** start TASK INPUT **
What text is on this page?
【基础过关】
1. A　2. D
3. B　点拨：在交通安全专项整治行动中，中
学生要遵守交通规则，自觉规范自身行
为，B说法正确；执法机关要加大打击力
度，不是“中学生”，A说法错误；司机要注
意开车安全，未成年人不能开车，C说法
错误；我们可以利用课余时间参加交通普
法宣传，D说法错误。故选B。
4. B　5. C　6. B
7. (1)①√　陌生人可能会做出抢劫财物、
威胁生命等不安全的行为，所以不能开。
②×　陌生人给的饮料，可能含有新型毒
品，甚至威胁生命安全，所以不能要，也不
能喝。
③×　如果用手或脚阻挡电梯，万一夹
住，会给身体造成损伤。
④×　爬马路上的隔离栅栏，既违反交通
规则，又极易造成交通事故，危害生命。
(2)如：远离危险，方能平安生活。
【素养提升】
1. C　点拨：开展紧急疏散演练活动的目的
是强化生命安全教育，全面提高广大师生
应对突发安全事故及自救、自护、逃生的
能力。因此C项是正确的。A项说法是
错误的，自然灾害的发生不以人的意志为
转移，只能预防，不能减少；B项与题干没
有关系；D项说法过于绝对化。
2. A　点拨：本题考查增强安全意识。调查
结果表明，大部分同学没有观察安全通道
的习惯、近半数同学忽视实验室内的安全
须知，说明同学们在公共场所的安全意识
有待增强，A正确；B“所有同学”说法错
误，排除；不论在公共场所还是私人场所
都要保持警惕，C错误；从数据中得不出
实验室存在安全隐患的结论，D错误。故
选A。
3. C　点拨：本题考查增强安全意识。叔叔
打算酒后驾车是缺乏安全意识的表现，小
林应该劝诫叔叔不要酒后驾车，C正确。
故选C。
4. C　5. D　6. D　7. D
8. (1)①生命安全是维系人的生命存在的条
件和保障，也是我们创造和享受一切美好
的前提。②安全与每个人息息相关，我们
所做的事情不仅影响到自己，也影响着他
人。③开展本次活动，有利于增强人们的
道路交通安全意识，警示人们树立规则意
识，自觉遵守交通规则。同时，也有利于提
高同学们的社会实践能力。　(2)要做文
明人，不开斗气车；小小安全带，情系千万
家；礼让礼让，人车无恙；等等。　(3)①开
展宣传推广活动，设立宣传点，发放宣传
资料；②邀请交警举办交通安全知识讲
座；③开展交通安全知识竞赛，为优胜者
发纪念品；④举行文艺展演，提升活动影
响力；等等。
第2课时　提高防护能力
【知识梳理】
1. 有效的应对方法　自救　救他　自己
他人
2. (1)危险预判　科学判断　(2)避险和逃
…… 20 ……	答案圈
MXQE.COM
** end TASK INPUT **
### INSTRUCTIONS FOR THE TASK
Reproduce the material above, every line of it, exactly.

### SOLVED PROBLEM
What text is on this page?
【基础过关】
1. A　2. D
3. B　点拨：在交通安全专项整治行动中，中
学生要遵守交通规则，自觉规范自身行
为，B说法正确；执法机关要加大打击力
度，不是“中学生”，A说法错误；司机要注
意开车安全，未成年人不能开车，C说法
错误；我们可以利用课余时间参加交通普
法宣传，D说法错误。故选B。
4. B　5. C　6. B
7. (1)①√　陌生人可能会做出抢劫财物、
威胁生命等不安全的行为，所以不能开。
②×　陌生人给的饮料，可能含有新型毒
品，甚至威胁生命安全，所以不能要，也不
能喝。
③×　如果用手或脚阻挡电梯，万一夹
住，会给身体造成损伤。
④×　爬马路上的隔离栅栏，既违反交通
规则，又极易造成交通事故，危害生命。
(2)如：远离危险，方能平安生活。
【素养提升】
1. C　点拨：开展紧急疏散演练活动的目的
是强化生命安全教育，全面提高广大师生
应对突发安全事故及自救、自护、逃生的
能力。因此C项是正确的。A项说法是
错误的，自然灾害的发生不以人的意志为
转移，只能预防，不能减少；B项与题干没
有关系；D项说法过于绝对化。
2. A　点拨：本题考查增强安全意识。调查
结果表明，大部分同学没有观察安全通道
的习惯、近半数同学忽视实验室内的安全
须知，说明同学们在公共场所的安全意识
有待增强，A正确；B“所有同学”说法错
误，排除；不论在公共场所还是私人场所
都要保持警惕，C错误；从数据中得不出
实验室存在安全隐患的结论，D错误。故
选A。
3. C　点拨：本题考查增强安全意识。叔叔
打算酒后驾车是缺乏安全意识的表现，小
林应该劝诫叔叔不要酒后驾车，C正确。
故选C。
4. C　5. D　6. D　7. D
8. (1)①生命安全是维系人的生命存在的条
件和保障，也是我们创造和享受一切美好
的前提。②安全与每个人息息相关，我们
所做的事情不仅影响到自己，也影响着他
人。③开展本次活动，有利于增强人们的
道路交通安全意识，警示人们树立规则意
识，自觉遵守交通规则。同时，也有利于提
高同学们的社会实践能力。　(2)要做文
明人，不开斗气车；小小安全带，情系千万
家；礼让礼让，人车无恙；等等。　(3)①开
展宣传推广活动，设立宣传点，发放宣传
资料；②邀请交警举办交通安全知识讲
座；③开展交通安全知识竞赛，为优胜者
发纪念品；④举行文艺展演，提升活动影
响力；等等。
第2课时　提高防护能力
【知识梳理】
1. 有效的应对方法　自救　救他　自己
他人
2. (1)危险预判　科学判断　(2)避险和逃
…… 20 ……	答案圈
MXQE.COM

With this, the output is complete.